## WORK TO BE COMPLETED
For each line that holds "цикл", copy the line out.

## EXERCISE INPUT
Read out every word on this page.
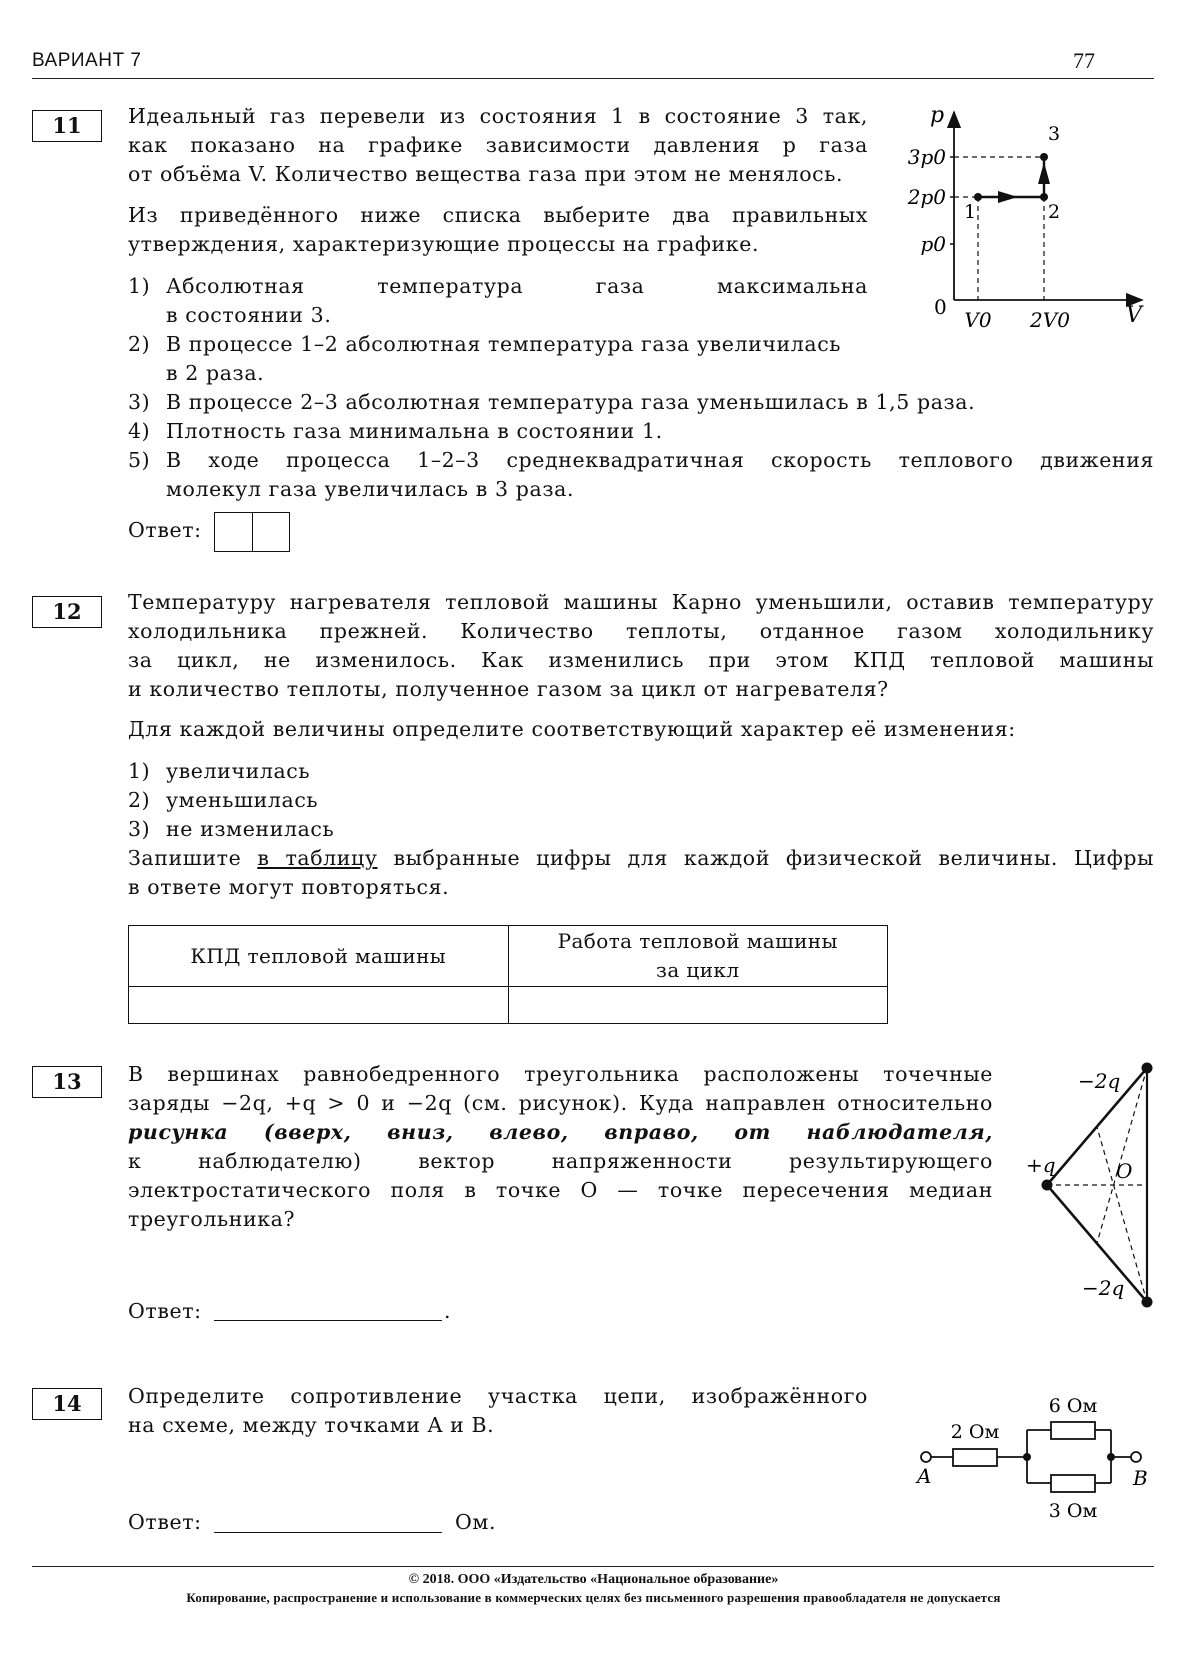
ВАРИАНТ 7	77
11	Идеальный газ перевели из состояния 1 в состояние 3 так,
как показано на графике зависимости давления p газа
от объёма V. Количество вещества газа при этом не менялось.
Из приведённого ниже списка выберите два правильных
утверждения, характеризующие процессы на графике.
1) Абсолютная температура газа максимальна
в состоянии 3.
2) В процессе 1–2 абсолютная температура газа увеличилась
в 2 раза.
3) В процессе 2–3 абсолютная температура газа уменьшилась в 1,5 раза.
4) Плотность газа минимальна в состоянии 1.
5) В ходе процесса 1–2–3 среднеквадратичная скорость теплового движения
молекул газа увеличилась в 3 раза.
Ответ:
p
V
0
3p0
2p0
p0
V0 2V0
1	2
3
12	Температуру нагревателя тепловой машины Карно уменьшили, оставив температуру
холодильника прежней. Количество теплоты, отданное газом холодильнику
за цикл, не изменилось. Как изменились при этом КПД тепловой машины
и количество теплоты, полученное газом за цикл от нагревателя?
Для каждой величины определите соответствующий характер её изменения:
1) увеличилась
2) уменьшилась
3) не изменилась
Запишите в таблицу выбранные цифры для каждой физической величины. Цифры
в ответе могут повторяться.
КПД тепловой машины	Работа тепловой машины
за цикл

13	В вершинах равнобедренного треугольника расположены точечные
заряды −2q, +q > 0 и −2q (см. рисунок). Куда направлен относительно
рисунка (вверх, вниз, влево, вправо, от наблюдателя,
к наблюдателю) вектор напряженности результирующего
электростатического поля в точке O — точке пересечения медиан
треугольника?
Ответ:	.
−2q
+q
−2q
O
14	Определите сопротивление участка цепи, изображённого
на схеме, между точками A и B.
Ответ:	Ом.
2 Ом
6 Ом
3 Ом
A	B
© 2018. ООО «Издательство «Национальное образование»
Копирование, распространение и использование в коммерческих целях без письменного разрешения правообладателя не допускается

* * *

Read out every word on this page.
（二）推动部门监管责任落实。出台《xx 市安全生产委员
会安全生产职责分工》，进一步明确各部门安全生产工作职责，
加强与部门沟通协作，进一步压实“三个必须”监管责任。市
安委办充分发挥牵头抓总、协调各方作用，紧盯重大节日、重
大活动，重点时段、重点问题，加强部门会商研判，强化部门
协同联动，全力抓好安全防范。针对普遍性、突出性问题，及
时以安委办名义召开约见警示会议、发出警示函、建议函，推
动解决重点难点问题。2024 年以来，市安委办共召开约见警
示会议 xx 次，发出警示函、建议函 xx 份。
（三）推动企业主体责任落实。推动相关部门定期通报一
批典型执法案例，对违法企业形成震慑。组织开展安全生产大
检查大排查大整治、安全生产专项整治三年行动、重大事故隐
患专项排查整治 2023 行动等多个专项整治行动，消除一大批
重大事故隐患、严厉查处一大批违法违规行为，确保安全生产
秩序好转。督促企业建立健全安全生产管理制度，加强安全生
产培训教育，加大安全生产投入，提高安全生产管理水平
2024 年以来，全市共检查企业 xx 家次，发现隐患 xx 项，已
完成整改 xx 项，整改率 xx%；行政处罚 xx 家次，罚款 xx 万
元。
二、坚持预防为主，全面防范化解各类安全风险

## SOLUTION TO THE EXERCISE
за цикл, не изменилось. Как изменились при этом КПД тепловой машины
и количество теплоты, полученное газом за цикл от нагревателя?
за цикл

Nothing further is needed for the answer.